### What the task requires
Within the records below, find each line that holds the string "description", then copy it.
— Start of Data listing —
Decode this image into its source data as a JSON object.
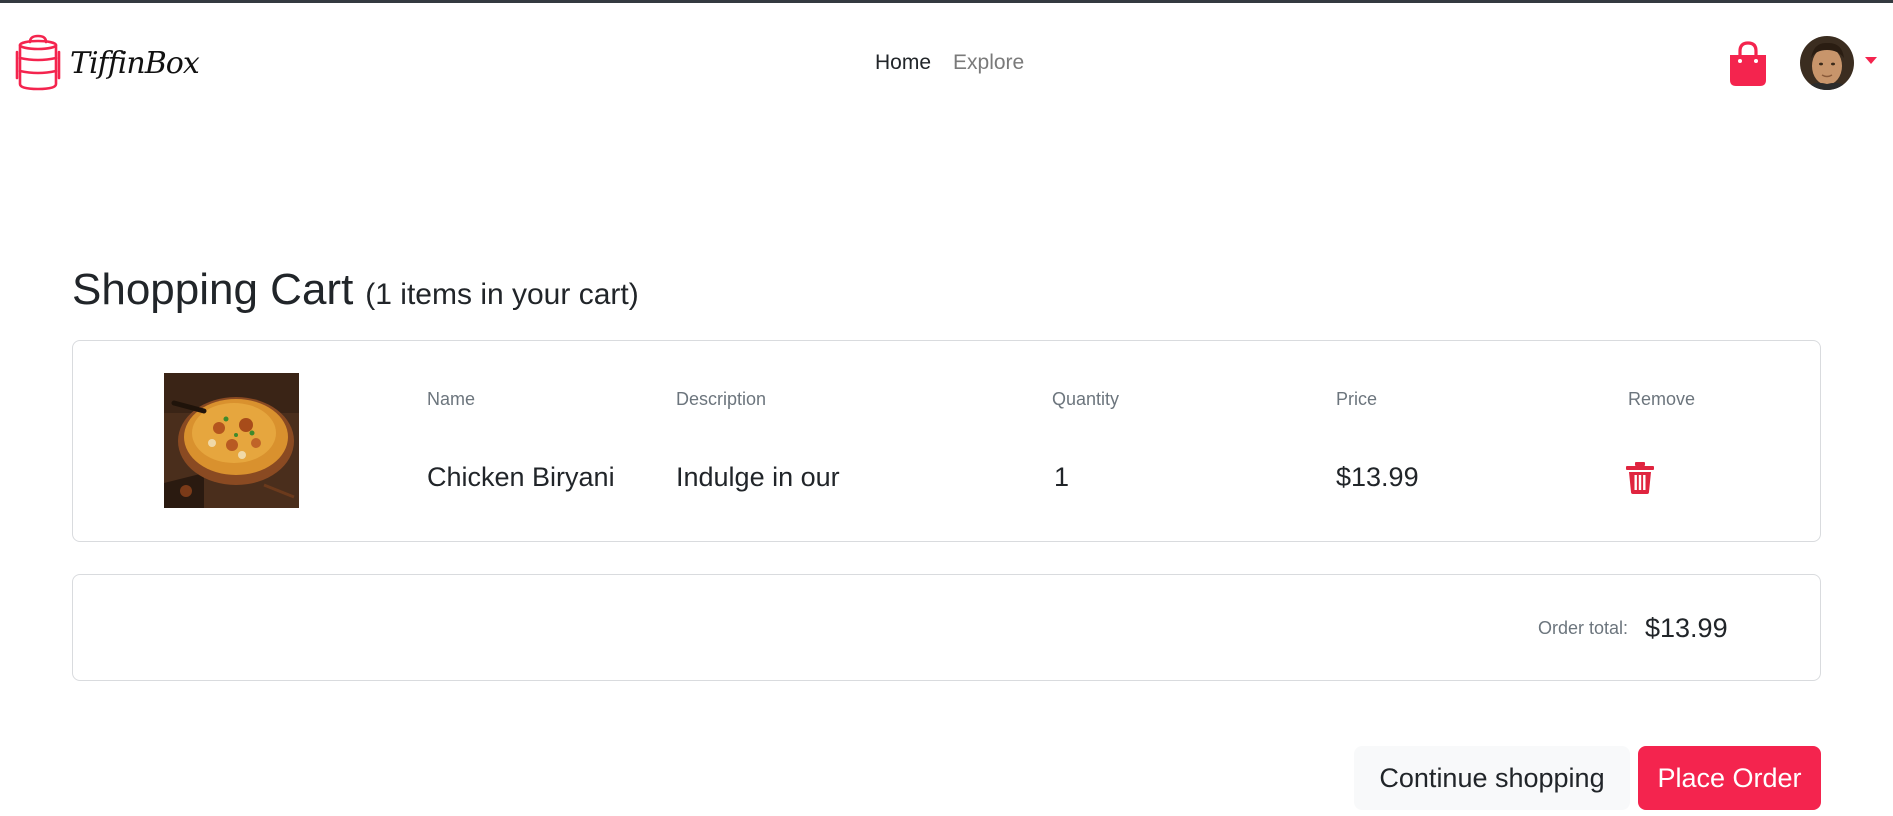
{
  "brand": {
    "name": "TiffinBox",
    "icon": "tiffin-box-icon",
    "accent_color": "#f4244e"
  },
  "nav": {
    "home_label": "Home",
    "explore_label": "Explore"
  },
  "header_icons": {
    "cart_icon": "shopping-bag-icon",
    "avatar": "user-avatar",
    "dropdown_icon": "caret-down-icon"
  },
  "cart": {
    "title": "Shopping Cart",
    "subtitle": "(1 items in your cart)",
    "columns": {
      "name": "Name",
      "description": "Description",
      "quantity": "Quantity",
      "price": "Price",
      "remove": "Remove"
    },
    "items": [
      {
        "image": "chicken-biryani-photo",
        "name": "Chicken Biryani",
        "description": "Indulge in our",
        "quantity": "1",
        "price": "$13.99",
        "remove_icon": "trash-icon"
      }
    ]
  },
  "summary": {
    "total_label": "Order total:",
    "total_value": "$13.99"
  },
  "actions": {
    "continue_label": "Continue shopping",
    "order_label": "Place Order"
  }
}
— End of Data listing —
### Finished answer
      "description": "Description",
        "description": "Indulge in our",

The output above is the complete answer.